Look through the lines below and state how many hold the word "sigscript". Write only the number.
BEGIN GIVEN RECORDS
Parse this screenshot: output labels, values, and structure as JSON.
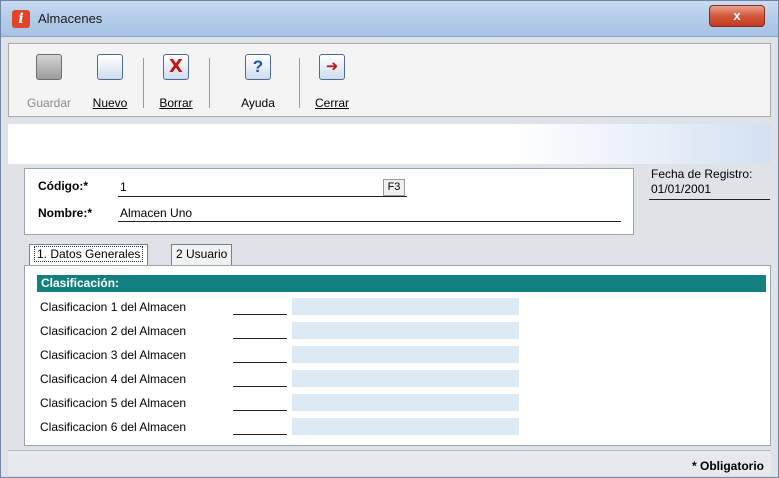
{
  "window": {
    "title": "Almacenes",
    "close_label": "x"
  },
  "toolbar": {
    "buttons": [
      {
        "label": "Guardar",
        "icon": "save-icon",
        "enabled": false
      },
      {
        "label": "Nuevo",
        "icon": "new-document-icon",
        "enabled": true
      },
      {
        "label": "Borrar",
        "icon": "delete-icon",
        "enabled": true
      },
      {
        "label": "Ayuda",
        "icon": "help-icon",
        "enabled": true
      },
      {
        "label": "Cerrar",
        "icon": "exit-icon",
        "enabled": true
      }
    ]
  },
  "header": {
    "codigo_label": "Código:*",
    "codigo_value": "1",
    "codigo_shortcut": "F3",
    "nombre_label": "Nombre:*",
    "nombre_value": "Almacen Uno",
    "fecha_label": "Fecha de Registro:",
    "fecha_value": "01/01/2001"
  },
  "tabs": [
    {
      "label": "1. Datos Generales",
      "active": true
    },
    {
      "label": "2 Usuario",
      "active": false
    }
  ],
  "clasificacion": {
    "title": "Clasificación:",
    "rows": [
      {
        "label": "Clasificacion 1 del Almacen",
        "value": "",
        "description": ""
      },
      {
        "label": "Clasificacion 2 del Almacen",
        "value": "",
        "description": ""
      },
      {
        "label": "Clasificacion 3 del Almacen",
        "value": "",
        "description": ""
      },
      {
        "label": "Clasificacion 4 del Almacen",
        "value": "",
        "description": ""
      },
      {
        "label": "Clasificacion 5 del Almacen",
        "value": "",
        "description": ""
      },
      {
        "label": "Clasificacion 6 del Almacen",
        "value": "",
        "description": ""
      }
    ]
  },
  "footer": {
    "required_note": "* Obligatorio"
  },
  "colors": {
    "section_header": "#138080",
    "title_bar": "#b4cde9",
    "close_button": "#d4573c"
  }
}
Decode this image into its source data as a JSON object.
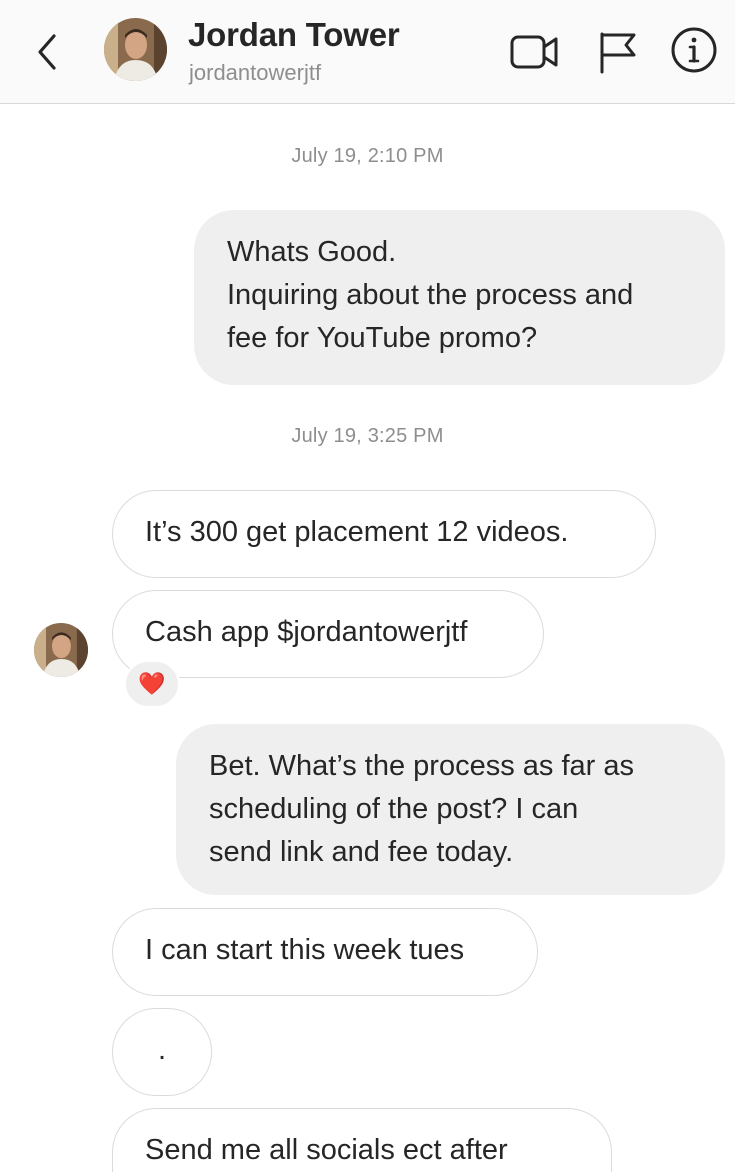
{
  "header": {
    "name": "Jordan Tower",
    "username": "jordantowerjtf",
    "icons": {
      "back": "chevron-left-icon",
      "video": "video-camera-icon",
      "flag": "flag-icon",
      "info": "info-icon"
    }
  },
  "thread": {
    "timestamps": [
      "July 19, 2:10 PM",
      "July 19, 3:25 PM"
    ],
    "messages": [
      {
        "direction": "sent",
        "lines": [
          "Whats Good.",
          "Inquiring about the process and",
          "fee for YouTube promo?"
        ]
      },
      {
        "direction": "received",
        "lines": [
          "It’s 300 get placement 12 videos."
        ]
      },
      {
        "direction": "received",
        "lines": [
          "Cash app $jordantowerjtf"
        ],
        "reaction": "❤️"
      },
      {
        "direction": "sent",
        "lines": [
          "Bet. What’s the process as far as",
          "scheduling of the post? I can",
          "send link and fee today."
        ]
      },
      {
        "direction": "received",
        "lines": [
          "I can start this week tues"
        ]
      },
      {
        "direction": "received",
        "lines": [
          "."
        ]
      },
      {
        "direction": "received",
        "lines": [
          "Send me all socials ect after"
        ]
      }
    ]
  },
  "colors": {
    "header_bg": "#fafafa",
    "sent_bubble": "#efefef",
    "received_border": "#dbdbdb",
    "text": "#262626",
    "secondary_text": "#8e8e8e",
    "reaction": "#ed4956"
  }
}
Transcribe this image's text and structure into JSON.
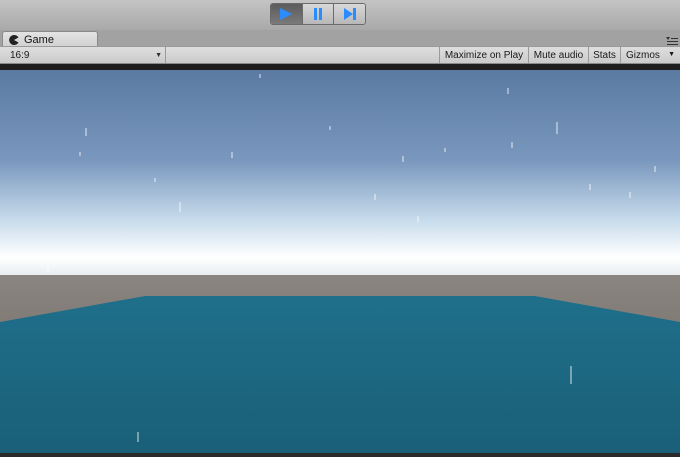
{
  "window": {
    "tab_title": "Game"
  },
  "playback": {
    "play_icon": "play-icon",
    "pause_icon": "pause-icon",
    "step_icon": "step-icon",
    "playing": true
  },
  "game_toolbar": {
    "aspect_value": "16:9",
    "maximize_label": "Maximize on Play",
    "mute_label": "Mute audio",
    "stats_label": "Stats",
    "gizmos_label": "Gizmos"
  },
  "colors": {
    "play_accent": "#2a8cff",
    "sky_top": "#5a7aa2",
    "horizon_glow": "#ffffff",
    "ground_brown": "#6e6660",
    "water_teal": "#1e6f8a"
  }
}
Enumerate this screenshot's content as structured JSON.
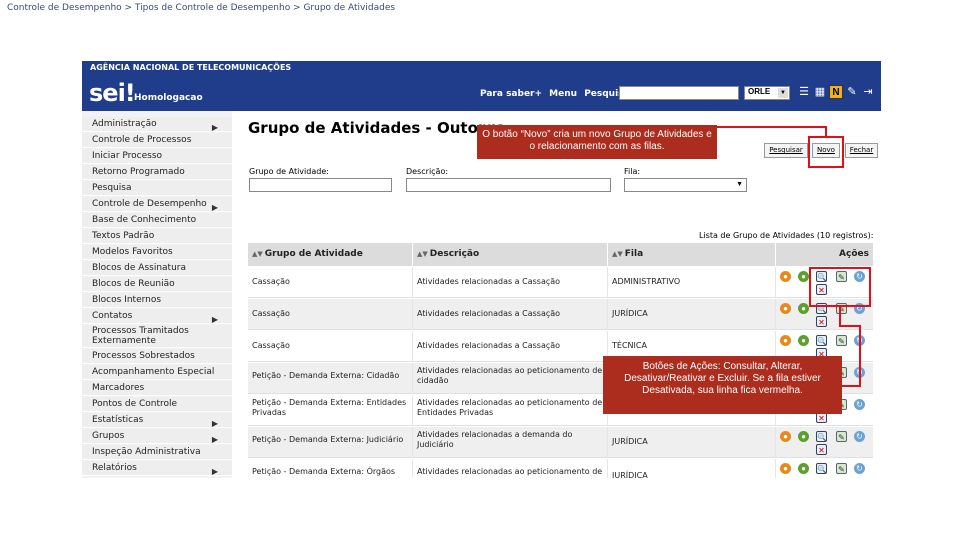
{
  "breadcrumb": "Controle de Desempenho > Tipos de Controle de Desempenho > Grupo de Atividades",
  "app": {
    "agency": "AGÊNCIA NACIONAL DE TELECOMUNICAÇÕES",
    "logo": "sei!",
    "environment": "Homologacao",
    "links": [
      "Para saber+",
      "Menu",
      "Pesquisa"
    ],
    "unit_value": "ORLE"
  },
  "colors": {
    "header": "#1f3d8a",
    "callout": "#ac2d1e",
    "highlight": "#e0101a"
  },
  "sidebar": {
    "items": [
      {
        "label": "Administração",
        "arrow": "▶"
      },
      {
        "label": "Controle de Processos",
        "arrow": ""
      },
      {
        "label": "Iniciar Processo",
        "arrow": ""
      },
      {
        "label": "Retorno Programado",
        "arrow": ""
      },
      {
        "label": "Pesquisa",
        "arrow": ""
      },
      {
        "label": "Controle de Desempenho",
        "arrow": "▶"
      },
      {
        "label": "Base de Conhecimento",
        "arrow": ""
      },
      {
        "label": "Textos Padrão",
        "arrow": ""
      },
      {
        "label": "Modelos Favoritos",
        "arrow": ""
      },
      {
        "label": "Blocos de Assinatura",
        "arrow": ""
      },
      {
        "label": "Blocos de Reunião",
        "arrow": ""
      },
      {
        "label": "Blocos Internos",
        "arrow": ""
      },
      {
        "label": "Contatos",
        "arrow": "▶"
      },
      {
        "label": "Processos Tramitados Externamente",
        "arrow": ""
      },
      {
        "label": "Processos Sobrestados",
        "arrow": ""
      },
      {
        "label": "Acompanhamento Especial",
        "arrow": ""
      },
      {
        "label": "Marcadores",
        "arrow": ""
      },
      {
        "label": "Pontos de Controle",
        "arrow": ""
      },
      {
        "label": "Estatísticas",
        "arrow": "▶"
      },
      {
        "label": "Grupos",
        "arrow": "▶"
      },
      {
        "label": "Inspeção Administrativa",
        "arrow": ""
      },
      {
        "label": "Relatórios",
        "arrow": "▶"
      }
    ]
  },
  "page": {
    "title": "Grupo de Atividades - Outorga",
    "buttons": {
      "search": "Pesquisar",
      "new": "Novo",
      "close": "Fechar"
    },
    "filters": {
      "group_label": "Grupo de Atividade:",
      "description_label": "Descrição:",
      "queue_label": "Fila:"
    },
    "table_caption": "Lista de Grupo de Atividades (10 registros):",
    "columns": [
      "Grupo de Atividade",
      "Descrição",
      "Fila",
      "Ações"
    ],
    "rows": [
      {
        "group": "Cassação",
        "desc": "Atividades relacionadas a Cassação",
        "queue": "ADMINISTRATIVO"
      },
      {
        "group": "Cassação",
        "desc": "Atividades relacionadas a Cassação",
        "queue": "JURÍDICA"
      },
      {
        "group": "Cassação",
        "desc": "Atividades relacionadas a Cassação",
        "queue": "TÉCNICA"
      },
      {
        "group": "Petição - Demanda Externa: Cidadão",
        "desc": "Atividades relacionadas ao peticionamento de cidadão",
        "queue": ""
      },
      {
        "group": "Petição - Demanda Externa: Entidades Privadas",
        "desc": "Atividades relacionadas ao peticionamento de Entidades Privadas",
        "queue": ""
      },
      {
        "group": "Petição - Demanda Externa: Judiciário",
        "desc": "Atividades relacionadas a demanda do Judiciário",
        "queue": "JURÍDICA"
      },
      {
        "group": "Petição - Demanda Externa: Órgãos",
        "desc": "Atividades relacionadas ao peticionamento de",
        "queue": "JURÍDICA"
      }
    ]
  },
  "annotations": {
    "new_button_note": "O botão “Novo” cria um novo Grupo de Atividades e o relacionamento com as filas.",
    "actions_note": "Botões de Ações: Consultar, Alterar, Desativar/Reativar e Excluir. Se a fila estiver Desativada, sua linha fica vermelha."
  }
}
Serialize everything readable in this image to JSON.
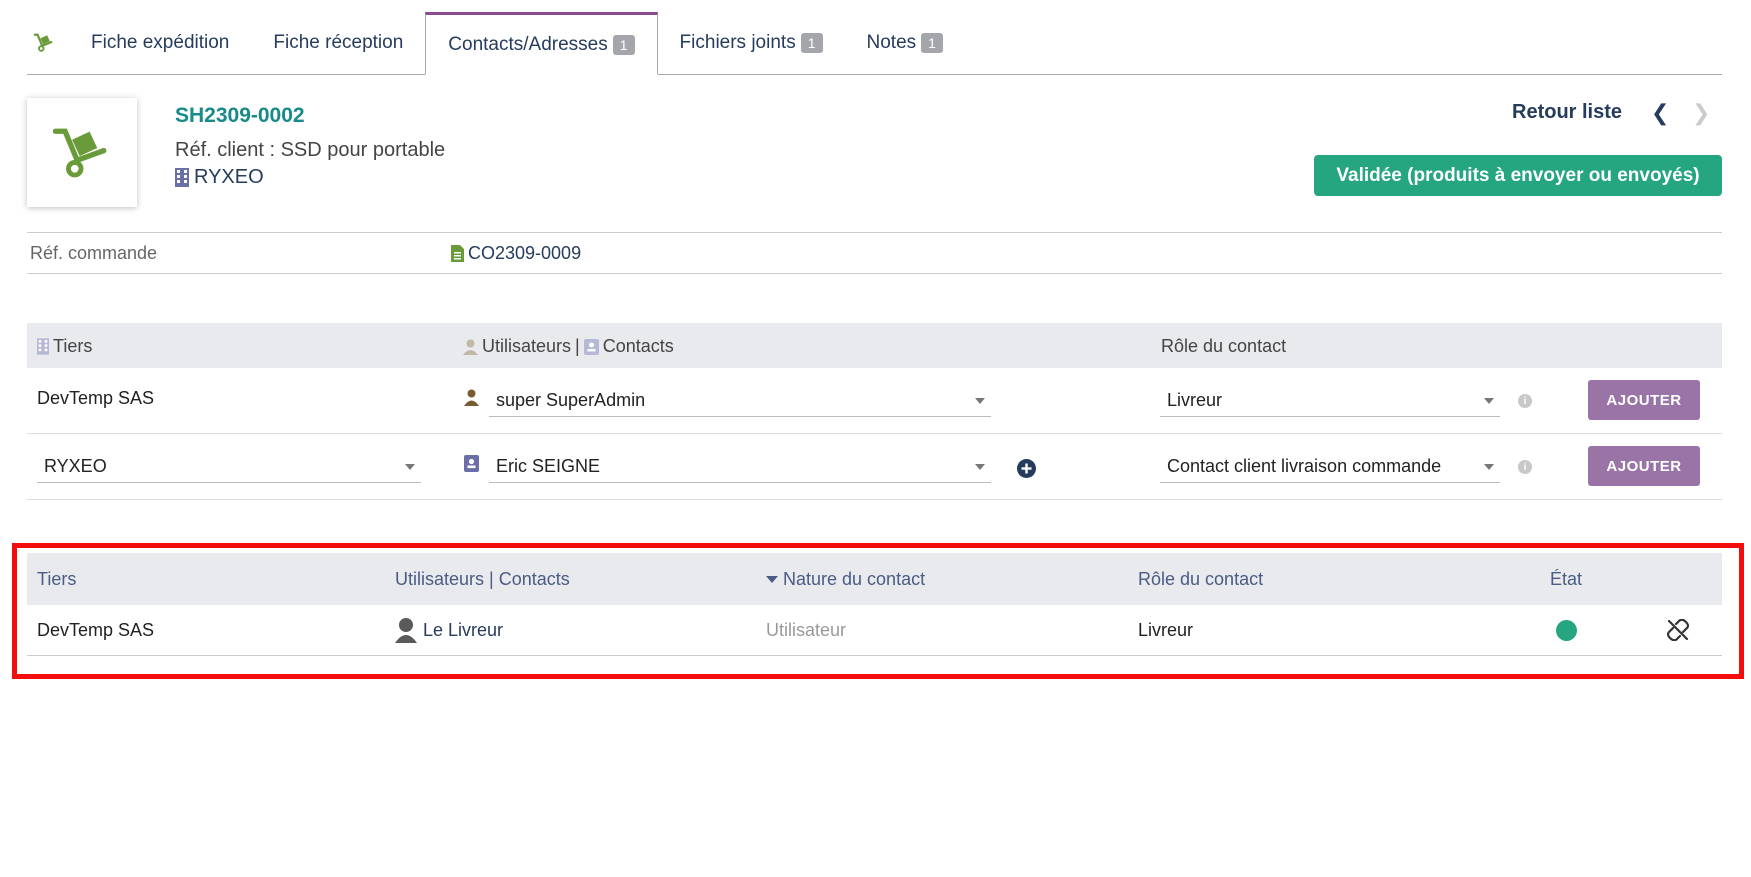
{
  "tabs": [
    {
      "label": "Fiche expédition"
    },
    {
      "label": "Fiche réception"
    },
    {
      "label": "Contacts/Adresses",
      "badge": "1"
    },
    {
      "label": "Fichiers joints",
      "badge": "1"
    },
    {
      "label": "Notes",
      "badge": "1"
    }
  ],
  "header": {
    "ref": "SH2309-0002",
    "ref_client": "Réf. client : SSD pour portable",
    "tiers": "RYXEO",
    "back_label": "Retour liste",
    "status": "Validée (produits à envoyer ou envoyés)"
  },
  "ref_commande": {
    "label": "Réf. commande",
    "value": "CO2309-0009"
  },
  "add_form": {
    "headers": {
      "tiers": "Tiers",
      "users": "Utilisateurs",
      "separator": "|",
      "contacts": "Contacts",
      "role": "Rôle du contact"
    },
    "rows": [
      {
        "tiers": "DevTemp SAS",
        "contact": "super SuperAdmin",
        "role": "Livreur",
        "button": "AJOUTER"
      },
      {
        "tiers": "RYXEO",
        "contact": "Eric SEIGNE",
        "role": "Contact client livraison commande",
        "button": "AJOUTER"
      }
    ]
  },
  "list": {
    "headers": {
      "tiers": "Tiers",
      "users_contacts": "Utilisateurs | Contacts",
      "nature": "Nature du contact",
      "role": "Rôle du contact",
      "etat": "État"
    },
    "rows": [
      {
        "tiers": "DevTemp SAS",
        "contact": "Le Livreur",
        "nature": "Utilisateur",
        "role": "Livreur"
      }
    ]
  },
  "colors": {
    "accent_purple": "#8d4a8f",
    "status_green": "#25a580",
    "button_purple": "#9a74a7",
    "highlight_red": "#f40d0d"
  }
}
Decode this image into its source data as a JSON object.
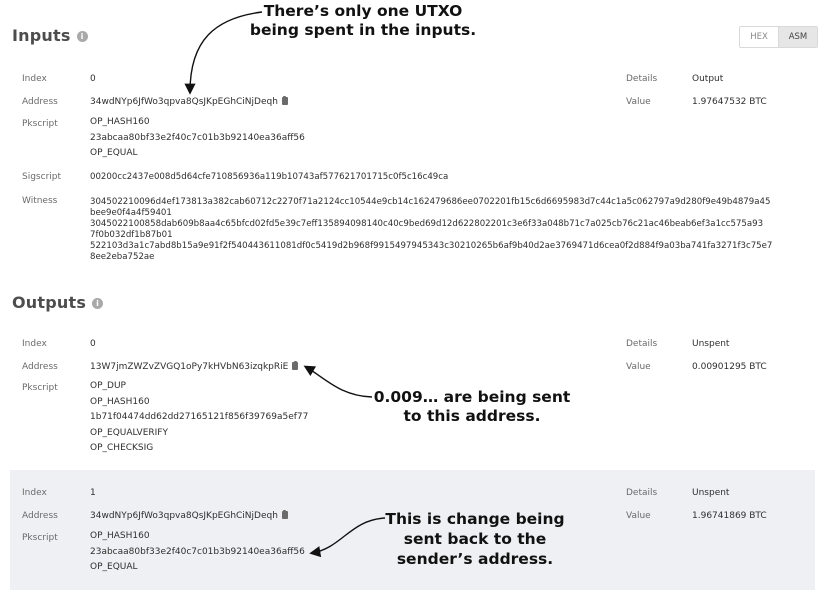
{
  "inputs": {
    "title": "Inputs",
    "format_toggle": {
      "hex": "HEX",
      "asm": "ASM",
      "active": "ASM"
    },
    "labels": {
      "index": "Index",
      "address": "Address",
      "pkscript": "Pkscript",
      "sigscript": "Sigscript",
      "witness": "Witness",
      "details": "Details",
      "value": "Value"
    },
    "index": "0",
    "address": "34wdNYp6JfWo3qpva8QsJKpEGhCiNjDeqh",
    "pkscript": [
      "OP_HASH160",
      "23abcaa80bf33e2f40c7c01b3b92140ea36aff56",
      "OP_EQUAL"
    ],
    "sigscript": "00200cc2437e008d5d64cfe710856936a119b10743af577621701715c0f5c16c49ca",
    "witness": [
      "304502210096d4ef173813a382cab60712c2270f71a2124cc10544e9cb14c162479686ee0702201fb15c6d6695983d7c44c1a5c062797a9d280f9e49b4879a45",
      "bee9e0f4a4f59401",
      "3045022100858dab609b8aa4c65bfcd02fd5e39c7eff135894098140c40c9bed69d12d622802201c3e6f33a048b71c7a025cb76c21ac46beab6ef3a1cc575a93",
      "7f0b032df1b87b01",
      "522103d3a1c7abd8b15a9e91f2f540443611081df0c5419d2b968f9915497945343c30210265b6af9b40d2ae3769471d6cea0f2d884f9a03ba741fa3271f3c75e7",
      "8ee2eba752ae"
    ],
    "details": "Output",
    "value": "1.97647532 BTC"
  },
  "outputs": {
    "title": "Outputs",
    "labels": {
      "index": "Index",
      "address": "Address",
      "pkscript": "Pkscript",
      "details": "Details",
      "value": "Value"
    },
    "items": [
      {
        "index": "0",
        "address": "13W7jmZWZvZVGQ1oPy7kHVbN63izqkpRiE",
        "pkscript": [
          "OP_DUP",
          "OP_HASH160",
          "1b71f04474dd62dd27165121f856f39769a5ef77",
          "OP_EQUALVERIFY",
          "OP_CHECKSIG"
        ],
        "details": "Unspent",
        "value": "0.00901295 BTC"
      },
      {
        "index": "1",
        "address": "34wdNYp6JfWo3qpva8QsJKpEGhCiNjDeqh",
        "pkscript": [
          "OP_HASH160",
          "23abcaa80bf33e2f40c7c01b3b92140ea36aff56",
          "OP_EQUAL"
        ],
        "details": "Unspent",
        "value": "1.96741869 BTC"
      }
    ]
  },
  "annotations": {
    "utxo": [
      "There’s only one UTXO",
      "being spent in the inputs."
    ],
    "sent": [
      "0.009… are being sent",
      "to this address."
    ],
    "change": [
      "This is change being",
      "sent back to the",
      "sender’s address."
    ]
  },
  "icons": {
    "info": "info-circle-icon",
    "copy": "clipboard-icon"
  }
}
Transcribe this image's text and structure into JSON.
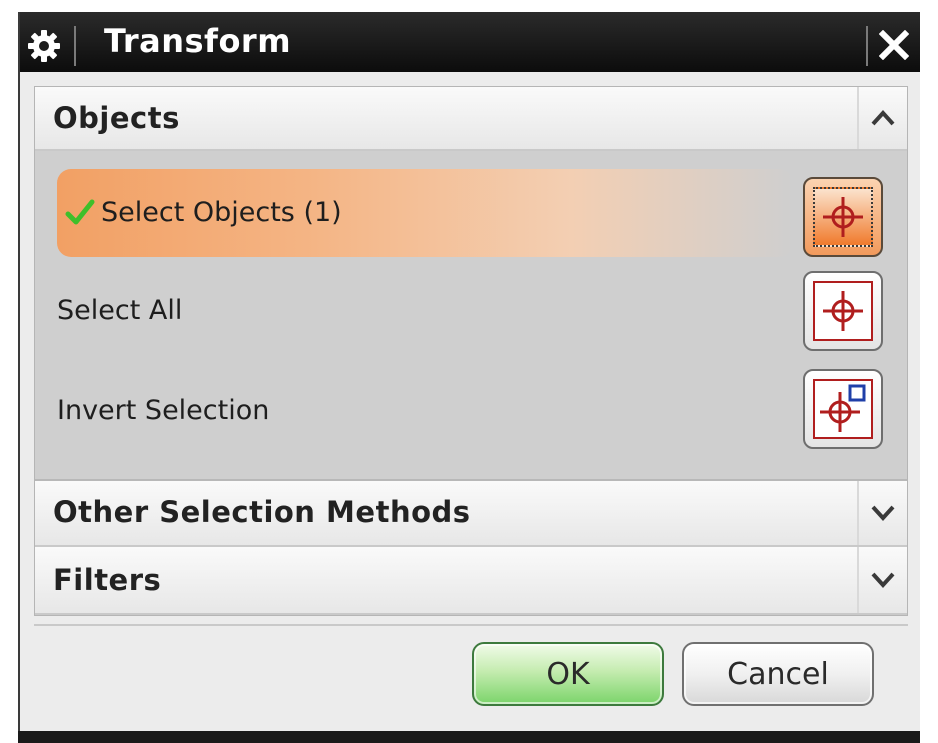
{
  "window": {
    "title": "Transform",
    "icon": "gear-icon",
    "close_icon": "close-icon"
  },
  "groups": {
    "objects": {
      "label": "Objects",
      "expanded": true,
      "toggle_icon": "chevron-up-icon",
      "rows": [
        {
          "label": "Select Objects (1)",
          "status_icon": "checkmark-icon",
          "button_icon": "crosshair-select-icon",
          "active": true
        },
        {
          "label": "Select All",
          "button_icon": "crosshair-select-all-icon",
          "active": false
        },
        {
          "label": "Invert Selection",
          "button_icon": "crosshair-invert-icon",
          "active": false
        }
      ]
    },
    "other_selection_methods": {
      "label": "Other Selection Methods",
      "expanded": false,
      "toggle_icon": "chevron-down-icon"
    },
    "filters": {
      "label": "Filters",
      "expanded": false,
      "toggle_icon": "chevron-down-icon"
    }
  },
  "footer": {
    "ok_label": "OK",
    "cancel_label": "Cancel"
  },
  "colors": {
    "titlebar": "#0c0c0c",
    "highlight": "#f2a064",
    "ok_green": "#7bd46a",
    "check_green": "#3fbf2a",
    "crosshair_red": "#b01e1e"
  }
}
END GIVEN RECORDS
SOLUTION TO THIS PROBLEM:
2